Problem details: Copy out each line featuring the string "Procurement" from the entries beneath.

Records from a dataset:

■ ■ ■

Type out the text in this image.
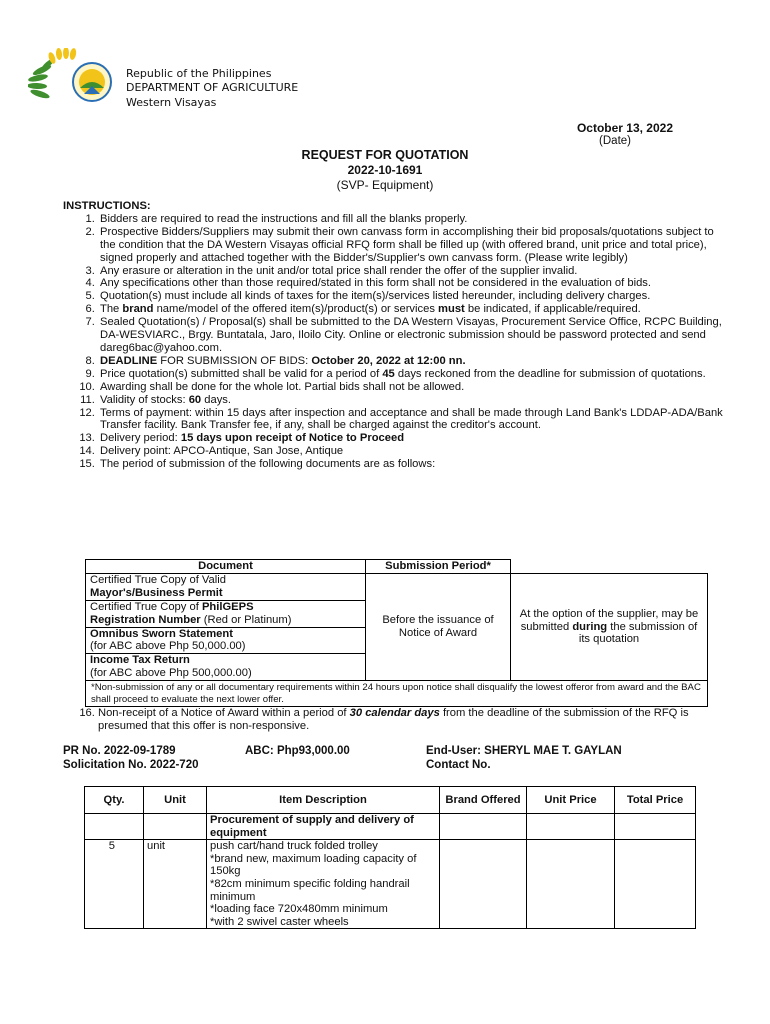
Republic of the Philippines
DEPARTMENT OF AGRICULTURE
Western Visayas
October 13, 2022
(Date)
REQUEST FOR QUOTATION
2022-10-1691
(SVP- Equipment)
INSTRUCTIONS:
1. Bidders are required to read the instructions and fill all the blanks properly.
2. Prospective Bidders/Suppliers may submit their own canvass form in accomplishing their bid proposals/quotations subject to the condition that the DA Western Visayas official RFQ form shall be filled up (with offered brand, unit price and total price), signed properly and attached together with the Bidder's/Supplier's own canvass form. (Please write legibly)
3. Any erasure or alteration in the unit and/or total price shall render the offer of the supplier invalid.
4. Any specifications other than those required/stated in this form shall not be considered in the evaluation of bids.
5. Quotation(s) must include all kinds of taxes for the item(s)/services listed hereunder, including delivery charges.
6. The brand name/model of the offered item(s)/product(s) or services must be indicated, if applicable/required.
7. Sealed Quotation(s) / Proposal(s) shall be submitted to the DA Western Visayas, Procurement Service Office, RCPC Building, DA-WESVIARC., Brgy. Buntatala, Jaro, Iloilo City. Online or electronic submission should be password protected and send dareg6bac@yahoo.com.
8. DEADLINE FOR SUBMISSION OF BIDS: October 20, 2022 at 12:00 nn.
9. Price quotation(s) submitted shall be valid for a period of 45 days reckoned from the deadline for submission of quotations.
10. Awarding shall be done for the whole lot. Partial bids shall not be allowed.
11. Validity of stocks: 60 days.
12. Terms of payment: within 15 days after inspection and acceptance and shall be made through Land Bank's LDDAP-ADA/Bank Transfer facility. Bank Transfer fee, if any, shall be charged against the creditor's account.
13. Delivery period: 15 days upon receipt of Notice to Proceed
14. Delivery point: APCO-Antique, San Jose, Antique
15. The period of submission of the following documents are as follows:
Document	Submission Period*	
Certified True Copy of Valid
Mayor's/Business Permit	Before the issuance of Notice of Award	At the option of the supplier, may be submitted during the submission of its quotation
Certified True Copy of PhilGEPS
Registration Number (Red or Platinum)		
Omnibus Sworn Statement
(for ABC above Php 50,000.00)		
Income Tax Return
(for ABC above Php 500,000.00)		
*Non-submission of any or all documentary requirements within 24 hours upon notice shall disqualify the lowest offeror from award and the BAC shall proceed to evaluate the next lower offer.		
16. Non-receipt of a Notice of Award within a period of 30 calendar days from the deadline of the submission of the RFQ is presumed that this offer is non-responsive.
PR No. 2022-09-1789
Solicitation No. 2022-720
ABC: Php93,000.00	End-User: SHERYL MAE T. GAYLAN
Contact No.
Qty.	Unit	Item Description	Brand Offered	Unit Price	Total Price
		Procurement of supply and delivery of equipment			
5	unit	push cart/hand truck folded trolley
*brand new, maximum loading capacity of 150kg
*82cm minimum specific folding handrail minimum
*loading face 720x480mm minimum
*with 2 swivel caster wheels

■ ■ ■

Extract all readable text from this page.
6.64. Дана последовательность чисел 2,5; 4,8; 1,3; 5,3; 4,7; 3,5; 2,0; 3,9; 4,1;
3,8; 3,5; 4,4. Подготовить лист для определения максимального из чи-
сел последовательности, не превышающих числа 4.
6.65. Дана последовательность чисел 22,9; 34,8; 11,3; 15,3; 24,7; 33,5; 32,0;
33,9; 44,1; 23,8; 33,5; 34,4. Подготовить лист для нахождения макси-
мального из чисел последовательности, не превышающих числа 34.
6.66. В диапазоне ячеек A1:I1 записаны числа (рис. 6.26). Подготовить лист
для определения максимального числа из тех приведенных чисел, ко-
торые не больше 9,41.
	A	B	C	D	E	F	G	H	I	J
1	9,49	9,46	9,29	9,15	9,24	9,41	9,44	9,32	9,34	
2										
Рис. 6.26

■ ■ ■

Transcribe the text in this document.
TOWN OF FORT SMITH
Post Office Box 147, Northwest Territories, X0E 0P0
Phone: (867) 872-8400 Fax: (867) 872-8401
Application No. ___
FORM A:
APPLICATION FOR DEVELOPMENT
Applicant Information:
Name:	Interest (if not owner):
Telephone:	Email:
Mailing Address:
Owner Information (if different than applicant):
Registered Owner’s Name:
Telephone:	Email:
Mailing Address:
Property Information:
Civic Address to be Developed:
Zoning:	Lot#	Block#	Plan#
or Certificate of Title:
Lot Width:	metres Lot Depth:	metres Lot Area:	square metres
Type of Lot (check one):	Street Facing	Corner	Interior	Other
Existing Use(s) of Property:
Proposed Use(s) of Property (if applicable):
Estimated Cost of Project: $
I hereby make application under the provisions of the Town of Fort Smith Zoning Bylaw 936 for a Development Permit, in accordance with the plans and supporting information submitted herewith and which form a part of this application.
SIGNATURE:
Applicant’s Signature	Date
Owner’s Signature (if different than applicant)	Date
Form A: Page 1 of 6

■ ■ ■

Finished answer:
7. Sealed Quotation(s) / Proposal(s) shall be submitted to the DA Western Visayas, Procurement Service Office, RCPC Building, DA-WESVIARC., Brgy. Buntatala, Jaro, Iloilo City. Online or electronic submission should be password protected and send dareg6bac@yahoo.com.
		Procurement of supply and delivery of equipment			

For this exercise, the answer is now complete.